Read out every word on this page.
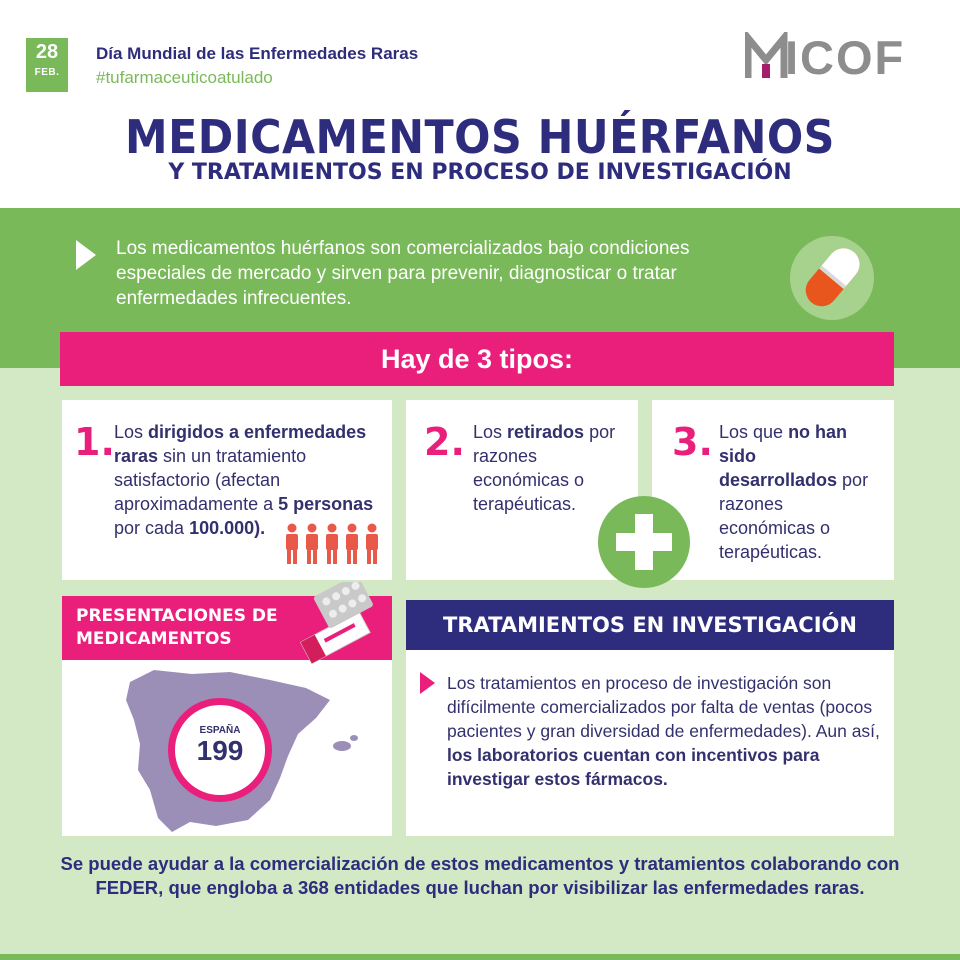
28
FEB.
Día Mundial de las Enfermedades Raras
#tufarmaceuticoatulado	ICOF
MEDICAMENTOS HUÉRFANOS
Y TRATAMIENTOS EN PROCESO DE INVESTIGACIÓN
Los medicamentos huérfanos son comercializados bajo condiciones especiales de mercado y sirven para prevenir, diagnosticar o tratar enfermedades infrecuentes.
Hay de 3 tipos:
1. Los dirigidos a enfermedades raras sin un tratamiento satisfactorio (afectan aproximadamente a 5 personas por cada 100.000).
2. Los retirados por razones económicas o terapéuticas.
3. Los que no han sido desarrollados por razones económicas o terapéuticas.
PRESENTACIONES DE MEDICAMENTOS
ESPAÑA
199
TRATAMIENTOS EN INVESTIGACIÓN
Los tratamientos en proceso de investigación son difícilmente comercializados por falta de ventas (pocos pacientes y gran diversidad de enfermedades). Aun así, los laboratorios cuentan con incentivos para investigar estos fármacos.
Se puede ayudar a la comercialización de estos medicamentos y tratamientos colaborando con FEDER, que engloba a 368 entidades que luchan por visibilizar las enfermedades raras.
#####
- TASK: All lines above with "económicas" in them should be returned.

- WRITTEN SOLUTION:
2. Los retirados por razones económicas o terapéuticas.
3. Los que no han sido desarrollados por razones económicas o terapéuticas.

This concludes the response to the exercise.